Find the lines with the string "diagonal" and return them.
**** INPUT ROWS
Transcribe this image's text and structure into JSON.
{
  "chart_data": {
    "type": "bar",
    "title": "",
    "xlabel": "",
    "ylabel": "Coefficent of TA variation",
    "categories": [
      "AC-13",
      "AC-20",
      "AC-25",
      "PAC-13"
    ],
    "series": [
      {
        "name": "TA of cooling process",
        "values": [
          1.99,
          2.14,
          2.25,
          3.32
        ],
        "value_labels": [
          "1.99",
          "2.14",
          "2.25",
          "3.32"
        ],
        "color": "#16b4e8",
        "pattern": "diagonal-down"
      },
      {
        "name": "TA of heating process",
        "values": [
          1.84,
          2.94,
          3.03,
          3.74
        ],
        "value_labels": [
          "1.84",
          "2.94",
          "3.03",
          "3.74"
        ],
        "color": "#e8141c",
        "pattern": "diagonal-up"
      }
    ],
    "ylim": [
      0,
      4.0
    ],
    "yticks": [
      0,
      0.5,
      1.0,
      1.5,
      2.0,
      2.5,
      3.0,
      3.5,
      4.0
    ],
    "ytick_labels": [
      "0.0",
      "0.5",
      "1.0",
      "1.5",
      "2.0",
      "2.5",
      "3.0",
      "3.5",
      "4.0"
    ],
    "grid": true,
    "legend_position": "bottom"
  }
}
********
• ANSWER TO THE EXERCISE:
        "pattern": "diagonal-down"
        "pattern": "diagonal-up"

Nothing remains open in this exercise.